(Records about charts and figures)
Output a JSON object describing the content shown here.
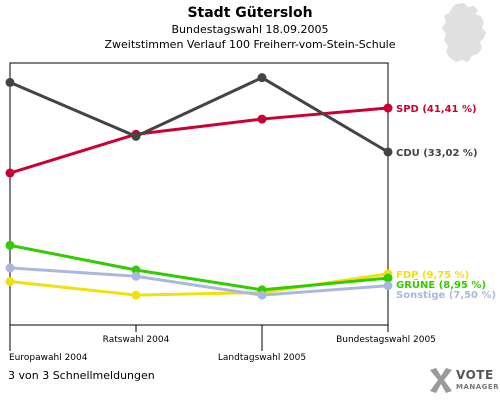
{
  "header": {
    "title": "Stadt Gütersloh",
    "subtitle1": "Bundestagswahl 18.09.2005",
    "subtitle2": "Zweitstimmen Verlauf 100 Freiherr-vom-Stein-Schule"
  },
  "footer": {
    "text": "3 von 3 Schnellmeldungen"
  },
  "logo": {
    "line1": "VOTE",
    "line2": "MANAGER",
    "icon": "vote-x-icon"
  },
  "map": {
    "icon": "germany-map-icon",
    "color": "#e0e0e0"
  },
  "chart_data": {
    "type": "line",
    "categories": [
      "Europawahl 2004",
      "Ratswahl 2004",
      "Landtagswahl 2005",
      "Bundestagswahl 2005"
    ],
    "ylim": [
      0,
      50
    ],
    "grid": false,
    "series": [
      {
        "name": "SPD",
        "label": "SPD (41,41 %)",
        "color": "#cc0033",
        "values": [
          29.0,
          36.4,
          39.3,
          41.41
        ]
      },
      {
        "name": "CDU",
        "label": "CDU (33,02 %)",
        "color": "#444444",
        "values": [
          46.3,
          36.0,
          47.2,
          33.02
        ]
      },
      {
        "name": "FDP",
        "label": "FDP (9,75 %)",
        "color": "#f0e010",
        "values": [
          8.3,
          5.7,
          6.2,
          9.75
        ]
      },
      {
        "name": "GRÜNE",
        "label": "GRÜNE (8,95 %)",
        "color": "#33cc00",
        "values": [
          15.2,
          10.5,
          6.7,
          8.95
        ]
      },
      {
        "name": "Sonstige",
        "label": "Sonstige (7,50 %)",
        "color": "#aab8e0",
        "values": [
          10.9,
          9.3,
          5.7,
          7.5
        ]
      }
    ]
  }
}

▸ Set exercise
Above are entries; state the number of lines among them that contain "name", and nothing else.

▸ Result below
5